Produce the listing below again, exactly as shown.

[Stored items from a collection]
## Begin

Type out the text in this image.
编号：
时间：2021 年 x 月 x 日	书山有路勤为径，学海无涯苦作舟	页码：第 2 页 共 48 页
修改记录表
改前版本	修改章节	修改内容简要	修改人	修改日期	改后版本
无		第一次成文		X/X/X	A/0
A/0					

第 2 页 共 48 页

## End

* [Result of the task]:
Type out the text in this image.
编号：
时间：2021 年 x 月 x 日	书山有路勤为径，学海无涯苦作舟	页码：第 2 页 共 48 页
修改记录表
改前版本	修改章节	修改内容简要	修改人	修改日期	改后版本
无		第一次成文		X/X/X	A/0
A/0					

第 2 页 共 48 页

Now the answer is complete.